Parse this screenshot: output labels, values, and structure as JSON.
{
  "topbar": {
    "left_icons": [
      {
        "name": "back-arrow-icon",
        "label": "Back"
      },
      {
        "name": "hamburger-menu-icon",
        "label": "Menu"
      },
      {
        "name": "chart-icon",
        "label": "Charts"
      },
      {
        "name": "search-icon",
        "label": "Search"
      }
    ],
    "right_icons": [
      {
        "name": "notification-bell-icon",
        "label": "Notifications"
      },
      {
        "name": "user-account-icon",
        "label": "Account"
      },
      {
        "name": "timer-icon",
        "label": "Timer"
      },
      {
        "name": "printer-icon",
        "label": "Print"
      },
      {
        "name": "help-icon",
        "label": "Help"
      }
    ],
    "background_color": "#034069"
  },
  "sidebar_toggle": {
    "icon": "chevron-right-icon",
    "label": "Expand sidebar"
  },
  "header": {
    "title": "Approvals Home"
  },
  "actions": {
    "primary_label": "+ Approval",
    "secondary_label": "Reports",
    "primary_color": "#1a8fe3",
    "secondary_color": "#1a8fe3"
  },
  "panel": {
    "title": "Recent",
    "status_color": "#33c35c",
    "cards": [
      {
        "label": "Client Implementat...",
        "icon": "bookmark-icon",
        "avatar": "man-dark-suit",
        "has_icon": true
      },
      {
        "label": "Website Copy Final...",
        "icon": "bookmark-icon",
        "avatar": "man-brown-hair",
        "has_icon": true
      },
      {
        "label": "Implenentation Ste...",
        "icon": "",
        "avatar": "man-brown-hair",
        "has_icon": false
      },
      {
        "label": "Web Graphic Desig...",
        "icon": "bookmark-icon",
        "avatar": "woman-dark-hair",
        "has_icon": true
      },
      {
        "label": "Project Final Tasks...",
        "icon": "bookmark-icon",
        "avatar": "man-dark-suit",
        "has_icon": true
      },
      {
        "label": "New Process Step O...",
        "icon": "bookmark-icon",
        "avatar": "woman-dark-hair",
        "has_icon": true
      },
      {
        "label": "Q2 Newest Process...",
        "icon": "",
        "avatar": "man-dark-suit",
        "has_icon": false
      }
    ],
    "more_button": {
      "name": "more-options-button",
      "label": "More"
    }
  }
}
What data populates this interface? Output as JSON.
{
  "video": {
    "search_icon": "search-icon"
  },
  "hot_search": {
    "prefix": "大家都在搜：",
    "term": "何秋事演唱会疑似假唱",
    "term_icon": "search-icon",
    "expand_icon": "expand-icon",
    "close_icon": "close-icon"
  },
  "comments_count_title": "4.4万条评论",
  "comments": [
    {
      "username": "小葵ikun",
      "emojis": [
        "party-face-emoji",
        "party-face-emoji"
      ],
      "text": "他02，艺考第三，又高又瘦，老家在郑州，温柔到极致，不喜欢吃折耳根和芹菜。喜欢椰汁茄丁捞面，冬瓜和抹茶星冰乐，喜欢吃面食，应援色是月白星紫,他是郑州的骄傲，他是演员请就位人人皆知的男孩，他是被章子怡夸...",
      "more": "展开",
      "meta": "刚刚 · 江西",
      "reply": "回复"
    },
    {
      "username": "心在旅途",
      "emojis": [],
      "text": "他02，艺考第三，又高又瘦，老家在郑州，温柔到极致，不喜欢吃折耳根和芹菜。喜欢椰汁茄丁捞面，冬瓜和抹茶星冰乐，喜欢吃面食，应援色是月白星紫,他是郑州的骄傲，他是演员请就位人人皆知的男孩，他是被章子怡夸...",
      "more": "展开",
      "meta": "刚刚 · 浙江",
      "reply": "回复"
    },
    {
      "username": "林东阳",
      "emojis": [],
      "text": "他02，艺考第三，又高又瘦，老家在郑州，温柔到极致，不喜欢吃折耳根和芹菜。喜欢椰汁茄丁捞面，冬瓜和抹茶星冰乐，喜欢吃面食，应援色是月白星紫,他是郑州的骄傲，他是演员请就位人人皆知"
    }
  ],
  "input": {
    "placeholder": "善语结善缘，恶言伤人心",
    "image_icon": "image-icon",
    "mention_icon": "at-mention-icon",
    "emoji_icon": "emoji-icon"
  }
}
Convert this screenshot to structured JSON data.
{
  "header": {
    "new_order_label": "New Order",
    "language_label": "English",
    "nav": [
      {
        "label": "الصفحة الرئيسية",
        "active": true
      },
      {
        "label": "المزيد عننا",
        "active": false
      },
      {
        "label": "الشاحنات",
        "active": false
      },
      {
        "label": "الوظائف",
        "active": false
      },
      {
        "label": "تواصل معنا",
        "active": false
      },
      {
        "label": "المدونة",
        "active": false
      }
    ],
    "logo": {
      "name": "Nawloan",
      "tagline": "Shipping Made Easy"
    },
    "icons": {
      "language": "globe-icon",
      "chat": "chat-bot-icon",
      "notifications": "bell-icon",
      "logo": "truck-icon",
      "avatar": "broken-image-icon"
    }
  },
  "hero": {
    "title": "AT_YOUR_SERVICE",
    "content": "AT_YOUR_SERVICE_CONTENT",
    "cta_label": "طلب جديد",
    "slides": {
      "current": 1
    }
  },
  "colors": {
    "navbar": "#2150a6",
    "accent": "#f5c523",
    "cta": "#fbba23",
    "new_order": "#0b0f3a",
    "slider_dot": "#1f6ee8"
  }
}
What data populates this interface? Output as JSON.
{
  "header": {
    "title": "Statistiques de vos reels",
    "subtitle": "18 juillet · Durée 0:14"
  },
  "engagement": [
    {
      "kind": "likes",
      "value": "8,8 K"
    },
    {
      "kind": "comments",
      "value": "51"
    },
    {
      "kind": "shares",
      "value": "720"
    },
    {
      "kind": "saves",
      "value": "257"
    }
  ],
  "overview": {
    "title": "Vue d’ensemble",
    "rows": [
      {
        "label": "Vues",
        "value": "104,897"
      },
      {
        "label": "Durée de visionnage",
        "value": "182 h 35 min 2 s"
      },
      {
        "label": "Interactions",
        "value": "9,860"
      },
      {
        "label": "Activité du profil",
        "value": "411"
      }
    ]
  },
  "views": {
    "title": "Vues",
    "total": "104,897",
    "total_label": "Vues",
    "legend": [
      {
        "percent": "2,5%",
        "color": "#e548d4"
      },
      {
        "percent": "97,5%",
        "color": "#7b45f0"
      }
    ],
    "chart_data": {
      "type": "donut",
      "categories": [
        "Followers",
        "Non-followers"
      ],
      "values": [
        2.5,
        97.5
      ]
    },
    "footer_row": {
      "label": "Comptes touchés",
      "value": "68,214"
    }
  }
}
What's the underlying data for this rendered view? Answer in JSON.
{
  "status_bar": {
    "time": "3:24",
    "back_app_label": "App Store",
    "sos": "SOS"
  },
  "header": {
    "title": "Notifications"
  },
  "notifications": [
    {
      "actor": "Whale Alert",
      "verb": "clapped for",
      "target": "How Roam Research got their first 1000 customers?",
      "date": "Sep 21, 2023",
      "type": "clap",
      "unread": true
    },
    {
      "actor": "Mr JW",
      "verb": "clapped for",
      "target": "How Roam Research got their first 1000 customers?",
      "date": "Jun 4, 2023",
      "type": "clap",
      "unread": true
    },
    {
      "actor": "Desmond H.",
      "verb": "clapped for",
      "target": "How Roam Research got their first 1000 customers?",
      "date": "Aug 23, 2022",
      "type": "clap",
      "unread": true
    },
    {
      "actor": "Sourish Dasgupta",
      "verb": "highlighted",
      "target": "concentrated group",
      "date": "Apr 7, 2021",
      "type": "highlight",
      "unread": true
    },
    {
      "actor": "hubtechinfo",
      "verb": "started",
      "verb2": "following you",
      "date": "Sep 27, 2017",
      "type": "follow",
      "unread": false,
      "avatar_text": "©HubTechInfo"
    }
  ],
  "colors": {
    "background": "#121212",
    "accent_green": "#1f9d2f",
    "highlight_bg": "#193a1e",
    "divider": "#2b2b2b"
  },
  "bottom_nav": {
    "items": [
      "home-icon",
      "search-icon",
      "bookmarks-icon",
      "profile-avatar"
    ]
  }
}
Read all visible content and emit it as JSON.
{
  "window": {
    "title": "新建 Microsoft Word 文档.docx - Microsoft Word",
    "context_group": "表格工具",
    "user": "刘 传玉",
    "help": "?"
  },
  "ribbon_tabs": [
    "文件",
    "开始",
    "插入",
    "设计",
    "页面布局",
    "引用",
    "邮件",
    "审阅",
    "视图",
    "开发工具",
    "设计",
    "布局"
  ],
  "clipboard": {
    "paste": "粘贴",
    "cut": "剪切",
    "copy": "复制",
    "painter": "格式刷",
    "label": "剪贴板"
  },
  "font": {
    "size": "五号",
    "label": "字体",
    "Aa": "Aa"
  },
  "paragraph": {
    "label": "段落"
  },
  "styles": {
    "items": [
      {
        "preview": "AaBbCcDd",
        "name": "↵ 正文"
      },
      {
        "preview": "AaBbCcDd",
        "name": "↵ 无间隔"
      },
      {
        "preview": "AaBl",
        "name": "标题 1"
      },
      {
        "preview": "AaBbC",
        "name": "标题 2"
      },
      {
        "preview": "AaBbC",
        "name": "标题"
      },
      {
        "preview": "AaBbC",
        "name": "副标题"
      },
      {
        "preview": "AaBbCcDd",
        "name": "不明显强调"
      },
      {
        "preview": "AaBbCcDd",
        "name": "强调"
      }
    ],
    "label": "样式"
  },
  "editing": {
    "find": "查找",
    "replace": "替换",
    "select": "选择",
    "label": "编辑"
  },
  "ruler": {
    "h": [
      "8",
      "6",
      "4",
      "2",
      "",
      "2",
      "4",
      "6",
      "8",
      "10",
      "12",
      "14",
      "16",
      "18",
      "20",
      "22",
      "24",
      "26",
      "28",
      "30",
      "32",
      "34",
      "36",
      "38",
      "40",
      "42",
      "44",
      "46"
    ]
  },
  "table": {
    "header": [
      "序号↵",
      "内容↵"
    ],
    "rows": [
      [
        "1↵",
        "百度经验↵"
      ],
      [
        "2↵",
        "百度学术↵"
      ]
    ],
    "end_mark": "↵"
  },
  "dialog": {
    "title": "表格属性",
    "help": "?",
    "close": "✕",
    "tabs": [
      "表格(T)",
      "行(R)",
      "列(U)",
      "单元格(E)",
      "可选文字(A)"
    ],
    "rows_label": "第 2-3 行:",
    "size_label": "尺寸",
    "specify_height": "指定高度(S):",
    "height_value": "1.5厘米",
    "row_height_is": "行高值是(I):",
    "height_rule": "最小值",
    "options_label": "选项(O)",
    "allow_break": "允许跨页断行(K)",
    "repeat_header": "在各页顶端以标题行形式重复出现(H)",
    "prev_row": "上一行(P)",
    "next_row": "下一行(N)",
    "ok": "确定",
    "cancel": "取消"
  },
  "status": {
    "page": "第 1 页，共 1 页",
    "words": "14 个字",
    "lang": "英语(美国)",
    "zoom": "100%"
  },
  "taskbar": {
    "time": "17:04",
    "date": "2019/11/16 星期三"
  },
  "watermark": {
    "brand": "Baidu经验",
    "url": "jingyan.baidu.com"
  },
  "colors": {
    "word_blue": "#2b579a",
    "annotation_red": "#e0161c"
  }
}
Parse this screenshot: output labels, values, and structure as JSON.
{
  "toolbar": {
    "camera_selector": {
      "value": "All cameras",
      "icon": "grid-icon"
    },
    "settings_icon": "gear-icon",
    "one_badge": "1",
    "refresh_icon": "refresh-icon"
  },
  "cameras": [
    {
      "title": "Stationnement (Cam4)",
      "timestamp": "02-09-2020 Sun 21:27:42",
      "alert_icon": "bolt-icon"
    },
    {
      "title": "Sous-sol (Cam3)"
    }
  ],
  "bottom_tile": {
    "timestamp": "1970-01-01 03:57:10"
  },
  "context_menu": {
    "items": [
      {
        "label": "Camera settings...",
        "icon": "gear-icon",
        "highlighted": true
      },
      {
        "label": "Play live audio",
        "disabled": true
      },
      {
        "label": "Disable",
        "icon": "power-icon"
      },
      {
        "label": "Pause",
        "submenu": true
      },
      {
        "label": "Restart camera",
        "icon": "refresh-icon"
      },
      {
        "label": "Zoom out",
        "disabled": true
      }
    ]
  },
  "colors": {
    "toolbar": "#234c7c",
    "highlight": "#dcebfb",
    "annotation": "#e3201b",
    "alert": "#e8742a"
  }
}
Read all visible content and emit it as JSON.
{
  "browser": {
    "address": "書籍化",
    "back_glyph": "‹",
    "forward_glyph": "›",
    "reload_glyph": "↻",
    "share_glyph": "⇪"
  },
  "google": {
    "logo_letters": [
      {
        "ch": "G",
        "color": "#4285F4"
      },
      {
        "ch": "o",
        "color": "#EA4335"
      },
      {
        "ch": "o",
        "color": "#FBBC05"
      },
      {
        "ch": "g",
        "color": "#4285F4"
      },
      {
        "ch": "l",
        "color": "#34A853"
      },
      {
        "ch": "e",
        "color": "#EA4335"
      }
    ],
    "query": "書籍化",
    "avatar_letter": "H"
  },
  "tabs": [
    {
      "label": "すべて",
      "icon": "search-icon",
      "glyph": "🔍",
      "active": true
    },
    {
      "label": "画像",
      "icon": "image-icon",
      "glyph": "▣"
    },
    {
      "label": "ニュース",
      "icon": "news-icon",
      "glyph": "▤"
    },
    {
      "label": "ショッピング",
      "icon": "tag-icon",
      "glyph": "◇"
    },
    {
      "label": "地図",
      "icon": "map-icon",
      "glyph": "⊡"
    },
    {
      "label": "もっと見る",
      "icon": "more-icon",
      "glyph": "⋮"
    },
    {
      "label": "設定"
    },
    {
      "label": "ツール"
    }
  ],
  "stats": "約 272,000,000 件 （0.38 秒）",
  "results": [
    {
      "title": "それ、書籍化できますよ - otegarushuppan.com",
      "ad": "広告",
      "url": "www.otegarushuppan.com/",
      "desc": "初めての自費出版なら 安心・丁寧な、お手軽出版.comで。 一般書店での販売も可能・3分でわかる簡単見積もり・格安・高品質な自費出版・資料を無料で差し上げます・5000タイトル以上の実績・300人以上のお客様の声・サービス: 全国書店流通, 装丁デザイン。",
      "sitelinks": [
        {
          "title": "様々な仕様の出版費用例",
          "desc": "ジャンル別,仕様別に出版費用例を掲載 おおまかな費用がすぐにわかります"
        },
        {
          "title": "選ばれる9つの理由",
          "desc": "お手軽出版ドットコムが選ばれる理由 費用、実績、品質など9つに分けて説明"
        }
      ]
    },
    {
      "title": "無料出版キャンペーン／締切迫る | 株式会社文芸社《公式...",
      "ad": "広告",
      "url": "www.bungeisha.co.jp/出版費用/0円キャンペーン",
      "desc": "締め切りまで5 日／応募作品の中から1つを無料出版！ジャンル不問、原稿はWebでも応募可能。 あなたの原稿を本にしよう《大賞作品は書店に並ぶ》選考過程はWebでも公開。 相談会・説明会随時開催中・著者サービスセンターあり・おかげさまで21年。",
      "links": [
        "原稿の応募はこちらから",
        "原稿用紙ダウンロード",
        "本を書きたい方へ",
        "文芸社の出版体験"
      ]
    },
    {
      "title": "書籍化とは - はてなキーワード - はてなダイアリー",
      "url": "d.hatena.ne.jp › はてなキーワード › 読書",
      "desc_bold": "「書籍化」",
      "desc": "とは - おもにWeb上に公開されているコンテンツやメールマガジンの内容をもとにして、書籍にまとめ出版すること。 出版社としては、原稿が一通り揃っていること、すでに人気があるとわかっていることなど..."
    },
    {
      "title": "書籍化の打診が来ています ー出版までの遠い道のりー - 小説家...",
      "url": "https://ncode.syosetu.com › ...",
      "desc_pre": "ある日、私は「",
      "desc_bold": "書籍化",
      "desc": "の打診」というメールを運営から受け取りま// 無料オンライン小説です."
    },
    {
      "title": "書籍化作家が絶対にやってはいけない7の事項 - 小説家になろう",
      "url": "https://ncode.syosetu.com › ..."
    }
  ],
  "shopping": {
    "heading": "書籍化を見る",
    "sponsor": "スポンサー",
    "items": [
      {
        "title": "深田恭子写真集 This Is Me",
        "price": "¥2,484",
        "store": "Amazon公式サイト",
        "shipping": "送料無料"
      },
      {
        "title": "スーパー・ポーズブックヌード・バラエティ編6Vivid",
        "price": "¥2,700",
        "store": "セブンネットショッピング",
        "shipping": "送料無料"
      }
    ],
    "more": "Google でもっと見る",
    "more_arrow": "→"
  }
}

- _GIVEN INSTRUCTION_
Copy each line of the data above that holds "timestamp".

- _FULL OUTPUT_
      "timestamp": "02-09-2020 Sun 21:27:42",
    "timestamp": "1970-01-01 03:57:10"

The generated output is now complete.